▸ **Directive**
Search the data below for "copy"; list each line that holds it.

>> start

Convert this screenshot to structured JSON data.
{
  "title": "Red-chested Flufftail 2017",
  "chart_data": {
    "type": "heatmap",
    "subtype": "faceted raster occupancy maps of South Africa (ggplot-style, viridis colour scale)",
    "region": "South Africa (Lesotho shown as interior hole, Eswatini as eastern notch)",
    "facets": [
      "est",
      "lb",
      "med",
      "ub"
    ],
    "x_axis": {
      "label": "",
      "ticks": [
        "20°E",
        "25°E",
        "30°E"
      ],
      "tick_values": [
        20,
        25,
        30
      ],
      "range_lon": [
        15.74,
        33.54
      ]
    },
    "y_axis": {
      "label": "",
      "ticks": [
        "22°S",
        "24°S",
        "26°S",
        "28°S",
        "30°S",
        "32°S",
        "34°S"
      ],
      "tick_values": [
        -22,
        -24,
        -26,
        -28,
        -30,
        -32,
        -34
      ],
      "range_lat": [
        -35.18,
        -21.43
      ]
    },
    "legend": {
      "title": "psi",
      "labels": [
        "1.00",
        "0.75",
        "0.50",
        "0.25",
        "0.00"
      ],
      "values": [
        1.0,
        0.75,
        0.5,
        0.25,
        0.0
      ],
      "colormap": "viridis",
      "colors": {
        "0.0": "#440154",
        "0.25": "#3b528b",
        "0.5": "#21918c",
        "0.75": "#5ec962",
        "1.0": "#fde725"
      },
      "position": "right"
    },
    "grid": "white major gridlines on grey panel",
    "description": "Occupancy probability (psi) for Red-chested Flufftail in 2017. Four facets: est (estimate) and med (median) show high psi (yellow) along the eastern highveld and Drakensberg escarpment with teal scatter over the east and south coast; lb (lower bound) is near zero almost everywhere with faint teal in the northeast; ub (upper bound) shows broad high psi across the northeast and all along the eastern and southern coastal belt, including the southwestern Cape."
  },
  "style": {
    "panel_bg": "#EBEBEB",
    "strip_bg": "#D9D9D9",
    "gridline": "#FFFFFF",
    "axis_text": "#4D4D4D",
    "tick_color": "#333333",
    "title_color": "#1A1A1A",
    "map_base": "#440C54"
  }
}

>> end
>> start

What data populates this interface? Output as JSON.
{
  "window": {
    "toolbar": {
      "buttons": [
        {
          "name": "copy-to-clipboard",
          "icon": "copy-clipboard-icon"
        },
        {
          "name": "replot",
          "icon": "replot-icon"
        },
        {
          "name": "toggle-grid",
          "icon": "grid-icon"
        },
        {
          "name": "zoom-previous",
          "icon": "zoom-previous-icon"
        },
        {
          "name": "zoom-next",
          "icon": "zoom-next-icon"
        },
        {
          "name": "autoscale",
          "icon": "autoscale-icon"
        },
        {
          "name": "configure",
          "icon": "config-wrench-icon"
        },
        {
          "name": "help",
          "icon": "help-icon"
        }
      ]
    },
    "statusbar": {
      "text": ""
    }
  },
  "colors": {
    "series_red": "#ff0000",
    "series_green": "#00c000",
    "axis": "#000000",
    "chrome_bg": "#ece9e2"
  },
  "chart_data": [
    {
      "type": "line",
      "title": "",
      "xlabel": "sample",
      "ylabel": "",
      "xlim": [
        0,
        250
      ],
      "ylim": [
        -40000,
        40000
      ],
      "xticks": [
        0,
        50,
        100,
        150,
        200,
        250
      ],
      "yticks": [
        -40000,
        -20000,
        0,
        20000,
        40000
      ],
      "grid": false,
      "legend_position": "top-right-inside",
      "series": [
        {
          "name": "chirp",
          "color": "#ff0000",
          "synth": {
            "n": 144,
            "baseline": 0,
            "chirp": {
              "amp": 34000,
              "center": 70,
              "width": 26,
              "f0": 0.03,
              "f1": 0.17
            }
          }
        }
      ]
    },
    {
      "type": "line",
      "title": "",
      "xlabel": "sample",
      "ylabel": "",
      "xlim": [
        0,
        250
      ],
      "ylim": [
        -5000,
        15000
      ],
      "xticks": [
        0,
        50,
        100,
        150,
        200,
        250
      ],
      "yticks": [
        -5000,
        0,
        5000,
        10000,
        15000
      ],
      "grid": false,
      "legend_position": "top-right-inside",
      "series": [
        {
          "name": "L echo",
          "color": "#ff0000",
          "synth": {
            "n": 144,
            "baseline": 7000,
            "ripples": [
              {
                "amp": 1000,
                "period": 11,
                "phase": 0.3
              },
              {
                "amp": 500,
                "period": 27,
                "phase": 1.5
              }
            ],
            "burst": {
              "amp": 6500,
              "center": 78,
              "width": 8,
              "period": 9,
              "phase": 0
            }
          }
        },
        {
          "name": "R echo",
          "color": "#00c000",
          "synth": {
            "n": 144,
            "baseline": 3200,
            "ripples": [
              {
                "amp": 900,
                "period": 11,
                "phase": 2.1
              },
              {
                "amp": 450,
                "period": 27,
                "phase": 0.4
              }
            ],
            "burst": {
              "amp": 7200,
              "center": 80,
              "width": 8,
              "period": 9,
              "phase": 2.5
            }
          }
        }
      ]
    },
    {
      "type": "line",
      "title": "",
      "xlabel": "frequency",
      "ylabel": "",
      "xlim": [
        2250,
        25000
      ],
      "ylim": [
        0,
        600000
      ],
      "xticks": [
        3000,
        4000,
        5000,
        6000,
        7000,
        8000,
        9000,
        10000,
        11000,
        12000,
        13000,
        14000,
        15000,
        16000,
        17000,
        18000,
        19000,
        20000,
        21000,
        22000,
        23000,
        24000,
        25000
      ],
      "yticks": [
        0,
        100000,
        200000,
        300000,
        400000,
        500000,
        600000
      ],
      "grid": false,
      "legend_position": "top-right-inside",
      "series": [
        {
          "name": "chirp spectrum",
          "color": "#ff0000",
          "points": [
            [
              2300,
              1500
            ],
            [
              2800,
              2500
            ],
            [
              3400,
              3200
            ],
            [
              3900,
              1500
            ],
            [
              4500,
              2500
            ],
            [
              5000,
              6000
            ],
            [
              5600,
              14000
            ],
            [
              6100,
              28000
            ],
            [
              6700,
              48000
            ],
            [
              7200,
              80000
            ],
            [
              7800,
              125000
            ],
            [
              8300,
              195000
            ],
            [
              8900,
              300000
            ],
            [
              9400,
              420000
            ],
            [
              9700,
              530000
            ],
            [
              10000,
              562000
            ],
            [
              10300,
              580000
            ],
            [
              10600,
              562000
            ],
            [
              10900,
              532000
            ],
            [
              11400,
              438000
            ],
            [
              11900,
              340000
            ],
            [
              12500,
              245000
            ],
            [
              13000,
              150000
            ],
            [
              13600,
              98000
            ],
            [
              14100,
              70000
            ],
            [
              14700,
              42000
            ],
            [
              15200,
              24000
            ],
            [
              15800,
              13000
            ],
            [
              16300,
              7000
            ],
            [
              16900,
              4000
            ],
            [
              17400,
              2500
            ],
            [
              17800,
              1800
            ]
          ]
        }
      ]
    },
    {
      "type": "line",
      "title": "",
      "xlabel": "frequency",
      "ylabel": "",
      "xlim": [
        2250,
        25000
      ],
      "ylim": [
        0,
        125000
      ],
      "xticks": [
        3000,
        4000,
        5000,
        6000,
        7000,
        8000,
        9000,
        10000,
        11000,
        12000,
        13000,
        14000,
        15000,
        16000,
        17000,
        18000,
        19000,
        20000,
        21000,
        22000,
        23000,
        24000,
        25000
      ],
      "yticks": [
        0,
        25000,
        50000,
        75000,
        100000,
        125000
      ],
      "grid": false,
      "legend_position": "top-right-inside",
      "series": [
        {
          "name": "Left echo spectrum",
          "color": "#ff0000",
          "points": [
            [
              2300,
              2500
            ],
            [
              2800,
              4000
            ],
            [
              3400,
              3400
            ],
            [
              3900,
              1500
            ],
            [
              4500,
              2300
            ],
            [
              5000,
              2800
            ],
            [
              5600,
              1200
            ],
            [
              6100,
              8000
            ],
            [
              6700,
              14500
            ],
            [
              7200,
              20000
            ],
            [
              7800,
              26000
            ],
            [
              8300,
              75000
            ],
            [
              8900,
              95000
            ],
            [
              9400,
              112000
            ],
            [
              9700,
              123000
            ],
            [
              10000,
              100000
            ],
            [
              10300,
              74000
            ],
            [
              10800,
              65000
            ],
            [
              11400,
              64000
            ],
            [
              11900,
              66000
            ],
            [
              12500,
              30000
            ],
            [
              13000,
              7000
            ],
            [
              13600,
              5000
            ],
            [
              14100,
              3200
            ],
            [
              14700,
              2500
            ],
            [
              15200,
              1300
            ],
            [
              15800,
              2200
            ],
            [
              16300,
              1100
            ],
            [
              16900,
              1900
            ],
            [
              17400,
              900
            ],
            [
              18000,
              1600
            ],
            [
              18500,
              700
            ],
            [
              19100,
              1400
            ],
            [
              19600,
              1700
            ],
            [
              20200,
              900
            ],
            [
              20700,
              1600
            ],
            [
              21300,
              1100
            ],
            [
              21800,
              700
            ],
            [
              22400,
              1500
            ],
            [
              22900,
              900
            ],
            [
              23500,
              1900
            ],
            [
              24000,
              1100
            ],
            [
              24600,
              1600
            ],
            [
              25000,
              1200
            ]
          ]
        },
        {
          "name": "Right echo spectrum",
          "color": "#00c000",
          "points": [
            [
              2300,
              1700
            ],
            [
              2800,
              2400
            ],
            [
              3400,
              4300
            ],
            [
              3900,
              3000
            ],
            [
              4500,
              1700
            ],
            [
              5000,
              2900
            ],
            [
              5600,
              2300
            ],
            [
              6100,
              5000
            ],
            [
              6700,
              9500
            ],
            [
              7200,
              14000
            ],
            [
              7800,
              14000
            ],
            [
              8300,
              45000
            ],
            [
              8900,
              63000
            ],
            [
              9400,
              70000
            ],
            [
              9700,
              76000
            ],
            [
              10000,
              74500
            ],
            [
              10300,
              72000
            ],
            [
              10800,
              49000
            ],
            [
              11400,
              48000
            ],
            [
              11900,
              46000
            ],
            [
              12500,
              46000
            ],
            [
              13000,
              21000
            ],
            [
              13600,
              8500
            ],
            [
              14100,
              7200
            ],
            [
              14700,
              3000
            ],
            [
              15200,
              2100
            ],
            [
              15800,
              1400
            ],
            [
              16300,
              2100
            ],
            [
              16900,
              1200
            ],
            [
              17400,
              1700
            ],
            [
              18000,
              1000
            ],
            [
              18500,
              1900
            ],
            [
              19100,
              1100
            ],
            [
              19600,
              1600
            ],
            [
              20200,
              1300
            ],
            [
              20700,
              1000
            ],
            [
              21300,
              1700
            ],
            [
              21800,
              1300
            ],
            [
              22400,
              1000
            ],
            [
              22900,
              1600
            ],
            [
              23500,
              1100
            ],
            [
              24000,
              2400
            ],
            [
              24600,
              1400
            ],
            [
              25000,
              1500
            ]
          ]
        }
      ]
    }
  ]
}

>> end

▸ **Task result**
          "name": "copy-to-clipboard",
          "icon": "copy-clipboard-icon"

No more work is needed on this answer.